▸ **Goal**
The entries below are to be written out again without alteration.

▸ **Entries**
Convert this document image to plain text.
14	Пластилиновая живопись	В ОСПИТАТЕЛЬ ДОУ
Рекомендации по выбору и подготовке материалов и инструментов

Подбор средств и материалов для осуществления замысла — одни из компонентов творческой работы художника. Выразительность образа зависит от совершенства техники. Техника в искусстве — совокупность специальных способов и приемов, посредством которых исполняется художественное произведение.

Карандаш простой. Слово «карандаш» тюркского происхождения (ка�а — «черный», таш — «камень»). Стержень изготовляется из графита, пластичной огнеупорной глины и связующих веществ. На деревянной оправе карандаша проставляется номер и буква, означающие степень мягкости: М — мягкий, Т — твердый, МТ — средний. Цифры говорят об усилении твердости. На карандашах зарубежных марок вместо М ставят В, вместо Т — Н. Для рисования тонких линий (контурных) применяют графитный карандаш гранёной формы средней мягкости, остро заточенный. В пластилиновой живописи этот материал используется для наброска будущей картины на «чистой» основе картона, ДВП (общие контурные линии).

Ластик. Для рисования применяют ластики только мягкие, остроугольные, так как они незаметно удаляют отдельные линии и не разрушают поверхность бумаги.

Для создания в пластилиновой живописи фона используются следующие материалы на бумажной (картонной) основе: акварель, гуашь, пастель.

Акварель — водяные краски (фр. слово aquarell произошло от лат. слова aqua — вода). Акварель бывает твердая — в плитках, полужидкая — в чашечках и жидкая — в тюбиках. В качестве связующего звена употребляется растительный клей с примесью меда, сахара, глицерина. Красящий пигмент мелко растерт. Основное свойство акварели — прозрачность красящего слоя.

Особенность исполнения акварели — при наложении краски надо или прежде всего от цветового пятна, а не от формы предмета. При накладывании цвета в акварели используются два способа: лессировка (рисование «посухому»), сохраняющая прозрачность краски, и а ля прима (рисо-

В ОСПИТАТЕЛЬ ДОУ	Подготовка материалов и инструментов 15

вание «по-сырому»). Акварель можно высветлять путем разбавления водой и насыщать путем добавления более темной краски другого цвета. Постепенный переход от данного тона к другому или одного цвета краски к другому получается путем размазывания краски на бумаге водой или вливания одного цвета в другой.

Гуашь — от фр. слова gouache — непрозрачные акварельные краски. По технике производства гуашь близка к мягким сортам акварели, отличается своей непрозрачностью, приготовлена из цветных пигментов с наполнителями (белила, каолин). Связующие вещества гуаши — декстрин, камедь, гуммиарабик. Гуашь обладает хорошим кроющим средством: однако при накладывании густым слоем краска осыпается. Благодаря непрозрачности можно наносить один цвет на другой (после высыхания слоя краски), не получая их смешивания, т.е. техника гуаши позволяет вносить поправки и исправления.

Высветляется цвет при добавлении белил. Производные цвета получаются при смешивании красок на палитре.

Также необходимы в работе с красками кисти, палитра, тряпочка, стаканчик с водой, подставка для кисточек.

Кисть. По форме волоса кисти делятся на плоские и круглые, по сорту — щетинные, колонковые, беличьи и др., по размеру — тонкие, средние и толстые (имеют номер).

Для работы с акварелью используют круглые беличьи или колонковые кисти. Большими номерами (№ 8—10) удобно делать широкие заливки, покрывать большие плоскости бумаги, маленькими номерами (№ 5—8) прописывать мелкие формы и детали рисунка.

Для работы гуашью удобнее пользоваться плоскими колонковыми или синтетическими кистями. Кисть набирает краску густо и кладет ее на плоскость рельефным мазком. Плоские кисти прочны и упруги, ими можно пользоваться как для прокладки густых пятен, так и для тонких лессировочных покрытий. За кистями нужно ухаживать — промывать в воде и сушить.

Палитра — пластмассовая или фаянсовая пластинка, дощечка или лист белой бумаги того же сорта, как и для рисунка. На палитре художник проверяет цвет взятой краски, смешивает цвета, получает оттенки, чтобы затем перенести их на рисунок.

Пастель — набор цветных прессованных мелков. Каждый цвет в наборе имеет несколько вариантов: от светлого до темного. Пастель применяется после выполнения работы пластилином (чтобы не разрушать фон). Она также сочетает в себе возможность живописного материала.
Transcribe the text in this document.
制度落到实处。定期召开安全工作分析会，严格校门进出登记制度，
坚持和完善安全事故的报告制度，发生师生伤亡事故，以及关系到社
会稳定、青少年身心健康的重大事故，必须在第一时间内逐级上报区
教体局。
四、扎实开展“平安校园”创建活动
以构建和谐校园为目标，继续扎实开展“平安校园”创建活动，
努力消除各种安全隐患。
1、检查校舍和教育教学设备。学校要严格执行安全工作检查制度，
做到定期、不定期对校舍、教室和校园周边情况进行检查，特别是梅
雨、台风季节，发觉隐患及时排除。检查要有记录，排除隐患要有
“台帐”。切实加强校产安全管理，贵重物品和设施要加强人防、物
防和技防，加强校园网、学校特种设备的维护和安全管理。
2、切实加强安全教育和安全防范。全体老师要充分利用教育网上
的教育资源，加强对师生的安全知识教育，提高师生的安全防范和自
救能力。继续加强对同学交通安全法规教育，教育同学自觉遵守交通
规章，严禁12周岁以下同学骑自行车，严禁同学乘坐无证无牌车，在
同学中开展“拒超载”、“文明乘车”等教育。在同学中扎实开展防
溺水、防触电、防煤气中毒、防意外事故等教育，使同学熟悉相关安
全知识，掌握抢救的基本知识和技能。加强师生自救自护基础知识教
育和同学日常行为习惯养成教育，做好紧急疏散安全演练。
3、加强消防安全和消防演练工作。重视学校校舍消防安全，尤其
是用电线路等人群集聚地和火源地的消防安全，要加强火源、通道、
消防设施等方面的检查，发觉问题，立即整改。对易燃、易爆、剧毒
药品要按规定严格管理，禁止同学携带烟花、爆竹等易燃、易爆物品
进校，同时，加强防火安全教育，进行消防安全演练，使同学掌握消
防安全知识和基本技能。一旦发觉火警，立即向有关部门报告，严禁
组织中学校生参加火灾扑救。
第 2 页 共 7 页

▸ **Complete answer**
Convert this document image to plain text.
14	Пластилиновая живопись	В ОСПИТАТЕЛЬ ДОУ
Рекомендации по выбору и подготовке материалов и инструментов

Подбор средств и материалов для осуществления замысла — одни из компонентов творческой работы художника. Выразительность образа зависит от совершенства техники. Техника в искусстве — совокупность специальных способов и приемов, посредством которых исполняется художественное произведение.

Карандаш простой. Слово «карандаш» тюркского происхождения (ка�а — «черный», таш — «камень»). Стержень изготовляется из графита, пластичной огнеупорной глины и связующих веществ. На деревянной оправе карандаша проставляется номер и буква, означающие степень мягкости: М — мягкий, Т — твердый, МТ — средний. Цифры говорят об усилении твердости. На карандашах зарубежных марок вместо М ставят В, вместо Т — Н. Для рисования тонких линий (контурных) применяют графитный карандаш гранёной формы средней мягкости, остро заточенный. В пластилиновой живописи этот материал используется для наброска будущей картины на «чистой» основе картона, ДВП (общие контурные линии).

Ластик. Для рисования применяют ластики только мягкие, остроугольные, так как они незаметно удаляют отдельные линии и не разрушают поверхность бумаги.

Для создания в пластилиновой живописи фона используются следующие материалы на бумажной (картонной) основе: акварель, гуашь, пастель.

Акварель — водяные краски (фр. слово aquarell произошло от лат. слова aqua — вода). Акварель бывает твердая — в плитках, полужидкая — в чашечках и жидкая — в тюбиках. В качестве связующего звена употребляется растительный клей с примесью меда, сахара, глицерина. Красящий пигмент мелко растерт. Основное свойство акварели — прозрачность красящего слоя.

Особенность исполнения акварели — при наложении краски надо или прежде всего от цветового пятна, а не от формы предмета. При накладывании цвета в акварели используются два способа: лессировка (рисование «посухому»), сохраняющая прозрачность краски, и а ля прима (рисо-

В ОСПИТАТЕЛЬ ДОУ	Подготовка материалов и инструментов 15

вание «по-сырому»). Акварель можно высветлять путем разбавления водой и насыщать путем добавления более темной краски другого цвета. Постепенный переход от данного тона к другому или одного цвета краски к другому получается путем размазывания краски на бумаге водой или вливания одного цвета в другой.

Гуашь — от фр. слова gouache — непрозрачные акварельные краски. По технике производства гуашь близка к мягким сортам акварели, отличается своей непрозрачностью, приготовлена из цветных пигментов с наполнителями (белила, каолин). Связующие вещества гуаши — декстрин, камедь, гуммиарабик. Гуашь обладает хорошим кроющим средством: однако при накладывании густым слоем краска осыпается. Благодаря непрозрачности можно наносить один цвет на другой (после высыхания слоя краски), не получая их смешивания, т.е. техника гуаши позволяет вносить поправки и исправления.

Высветляется цвет при добавлении белил. Производные цвета получаются при смешивании красок на палитре.

Также необходимы в работе с красками кисти, палитра, тряпочка, стаканчик с водой, подставка для кисточек.

Кисть. По форме волоса кисти делятся на плоские и круглые, по сорту — щетинные, колонковые, беличьи и др., по размеру — тонкие, средние и толстые (имеют номер).

Для работы с акварелью используют круглые беличьи или колонковые кисти. Большими номерами (№ 8—10) удобно делать широкие заливки, покрывать большие плоскости бумаги, маленькими номерами (№ 5—8) прописывать мелкие формы и детали рисунка.

Для работы гуашью удобнее пользоваться плоскими колонковыми или синтетическими кистями. Кисть набирает краску густо и кладет ее на плоскость рельефным мазком. Плоские кисти прочны и упруги, ими можно пользоваться как для прокладки густых пятен, так и для тонких лессировочных покрытий. За кистями нужно ухаживать — промывать в воде и сушить.

Палитра — пластмассовая или фаянсовая пластинка, дощечка или лист белой бумаги того же сорта, как и для рисунка. На палитре художник проверяет цвет взятой краски, смешивает цвета, получает оттенки, чтобы затем перенести их на рисунок.

Пастель — набор цветных прессованных мелков. Каждый цвет в наборе имеет несколько вариантов: от светлого до темного. Пастель применяется после выполнения работы пластилином (чтобы не разрушать фон). Она также сочетает в себе возможность живописного материала.
Transcribe the text in this document.
制度落到实处。定期召开安全工作分析会，严格校门进出登记制度，
坚持和完善安全事故的报告制度，发生师生伤亡事故，以及关系到社
会稳定、青少年身心健康的重大事故，必须在第一时间内逐级上报区
教体局。
四、扎实开展“平安校园”创建活动
以构建和谐校园为目标，继续扎实开展“平安校园”创建活动，
努力消除各种安全隐患。
1、检查校舍和教育教学设备。学校要严格执行安全工作检查制度，
做到定期、不定期对校舍、教室和校园周边情况进行检查，特别是梅
雨、台风季节，发觉隐患及时排除。检查要有记录，排除隐患要有
“台帐”。切实加强校产安全管理，贵重物品和设施要加强人防、物
防和技防，加强校园网、学校特种设备的维护和安全管理。
2、切实加强安全教育和安全防范。全体老师要充分利用教育网上
的教育资源，加强对师生的安全知识教育，提高师生的安全防范和自
救能力。继续加强对同学交通安全法规教育，教育同学自觉遵守交通
规章，严禁12周岁以下同学骑自行车，严禁同学乘坐无证无牌车，在
同学中开展“拒超载”、“文明乘车”等教育。在同学中扎实开展防
溺水、防触电、防煤气中毒、防意外事故等教育，使同学熟悉相关安
全知识，掌握抢救的基本知识和技能。加强师生自救自护基础知识教
育和同学日常行为习惯养成教育，做好紧急疏散安全演练。
3、加强消防安全和消防演练工作。重视学校校舍消防安全，尤其
是用电线路等人群集聚地和火源地的消防安全，要加强火源、通道、
消防设施等方面的检查，发觉问题，立即整改。对易燃、易爆、剧毒
药品要按规定严格管理，禁止同学携带烟花、爆竹等易燃、易爆物品
进校，同时，加强防火安全教育，进行消防安全演练，使同学掌握消
防安全知识和基本技能。一旦发觉火警，立即向有关部门报告，严禁
组织中学校生参加火灾扑救。
第 2 页 共 7 页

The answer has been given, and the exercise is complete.